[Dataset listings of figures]

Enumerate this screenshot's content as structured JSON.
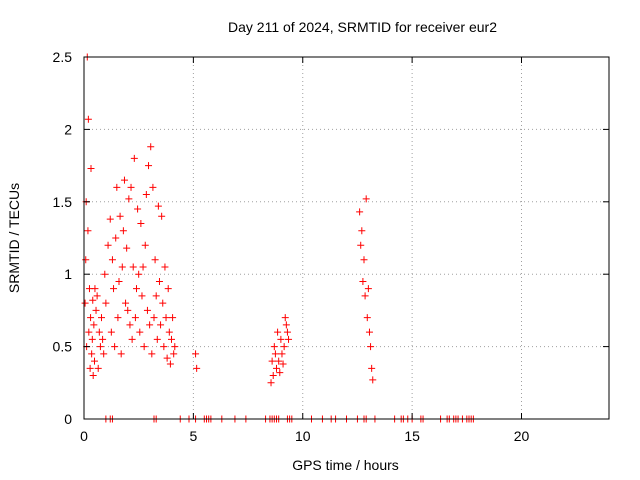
{
  "chart_data": {
    "type": "scatter",
    "title": "Day 211 of 2024, SRMTID for receiver eur2",
    "xlabel": "GPS time / hours",
    "ylabel": "SRMTID / TECUs",
    "xlim": [
      0,
      24
    ],
    "ylim": [
      0,
      2.5
    ],
    "xticks": [
      0,
      5,
      10,
      15,
      20
    ],
    "xtick_labels": [
      "0",
      "5",
      "10",
      "15",
      "20"
    ],
    "yticks": [
      0,
      0.5,
      1,
      1.5,
      2,
      2.5
    ],
    "ytick_labels": [
      "0",
      "0.5",
      "1",
      "1.5",
      "2",
      "2.5"
    ],
    "grid": true,
    "series": [
      {
        "name": "SRMTID",
        "color": "#ff0000",
        "marker": "plus",
        "x": [
          0.05,
          0.08,
          0.1,
          0.12,
          0.15,
          0.18,
          0.2,
          0.22,
          0.25,
          0.28,
          0.3,
          0.32,
          0.35,
          0.38,
          0.4,
          0.42,
          0.45,
          0.48,
          0.5,
          0.55,
          0.6,
          0.65,
          0.7,
          0.75,
          0.8,
          0.85,
          0.9,
          0.95,
          1.0,
          1.1,
          1.2,
          1.25,
          1.3,
          1.35,
          1.4,
          1.45,
          1.5,
          1.55,
          1.6,
          1.65,
          1.7,
          1.75,
          1.8,
          1.85,
          1.9,
          1.95,
          2.0,
          2.05,
          2.1,
          2.15,
          2.2,
          2.25,
          2.3,
          2.35,
          2.4,
          2.45,
          2.5,
          2.55,
          2.6,
          2.65,
          2.7,
          2.75,
          2.8,
          2.85,
          2.9,
          2.95,
          3.0,
          3.05,
          3.1,
          3.15,
          3.2,
          3.25,
          3.3,
          3.35,
          3.4,
          3.45,
          3.5,
          3.55,
          3.6,
          3.65,
          3.7,
          3.75,
          3.8,
          3.85,
          3.9,
          3.95,
          4.0,
          4.05,
          4.1,
          4.15,
          5.1,
          5.15,
          8.55,
          8.6,
          8.65,
          8.7,
          8.75,
          8.8,
          8.85,
          8.9,
          8.95,
          9.0,
          9.05,
          9.1,
          9.15,
          9.2,
          9.25,
          9.3,
          9.35,
          12.6,
          12.65,
          12.7,
          12.75,
          12.8,
          12.85,
          12.9,
          12.95,
          13.0,
          13.05,
          13.1,
          13.15,
          13.2
        ],
        "y": [
          0.8,
          1.1,
          1.5,
          0.5,
          2.5,
          1.3,
          2.07,
          0.6,
          0.9,
          0.35,
          0.7,
          1.73,
          0.45,
          0.55,
          0.82,
          0.3,
          0.65,
          0.4,
          0.9,
          0.75,
          0.85,
          0.35,
          0.6,
          0.5,
          0.7,
          0.55,
          0.45,
          1.0,
          0.8,
          1.2,
          1.38,
          0.6,
          1.1,
          0.9,
          0.5,
          1.25,
          1.6,
          0.7,
          0.95,
          1.4,
          0.45,
          1.05,
          1.3,
          1.65,
          0.8,
          1.18,
          0.75,
          1.52,
          0.65,
          1.6,
          0.55,
          1.05,
          1.8,
          0.7,
          0.9,
          1.45,
          1.0,
          0.6,
          1.35,
          0.85,
          1.05,
          0.5,
          1.2,
          1.55,
          0.75,
          1.75,
          0.65,
          1.88,
          0.45,
          1.6,
          0.7,
          1.1,
          0.85,
          0.55,
          1.47,
          0.95,
          0.65,
          1.4,
          0.8,
          0.5,
          1.05,
          0.7,
          0.42,
          0.9,
          0.6,
          0.38,
          0.55,
          0.7,
          0.45,
          0.5,
          0.45,
          0.35,
          0.25,
          0.4,
          0.3,
          0.5,
          0.45,
          0.35,
          0.6,
          0.4,
          0.32,
          0.55,
          0.45,
          0.38,
          0.5,
          0.7,
          0.65,
          0.6,
          0.55,
          1.43,
          1.2,
          1.3,
          0.95,
          1.1,
          0.85,
          1.52,
          0.7,
          0.9,
          0.6,
          0.5,
          0.35,
          0.27
        ],
        "zero_x": [
          1.0,
          1.2,
          1.3,
          3.2,
          3.3,
          4.4,
          4.8,
          5.1,
          5.5,
          5.6,
          5.7,
          5.8,
          6.3,
          6.9,
          7.4,
          8.3,
          8.5,
          8.6,
          8.7,
          8.8,
          8.9,
          9.3,
          9.4,
          9.5,
          10.4,
          10.9,
          11.3,
          11.5,
          12.0,
          12.5,
          12.8,
          12.9,
          13.3,
          14.2,
          14.5,
          14.6,
          14.8,
          15.0,
          15.4,
          15.5,
          16.3,
          16.6,
          16.7,
          16.9,
          17.0,
          17.1,
          17.3,
          17.5,
          17.6,
          17.7,
          17.8
        ]
      }
    ]
  }
}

**EXERCISE DETAILS**
Each line in the listing above that contains "SRMTID" should be copied.

**OUTPUT OF THE EXERCISE**
    "title": "Day 211 of 2024, SRMTID for receiver eur2",
    "ylabel": "SRMTID / TECUs",
        "name": "SRMTID",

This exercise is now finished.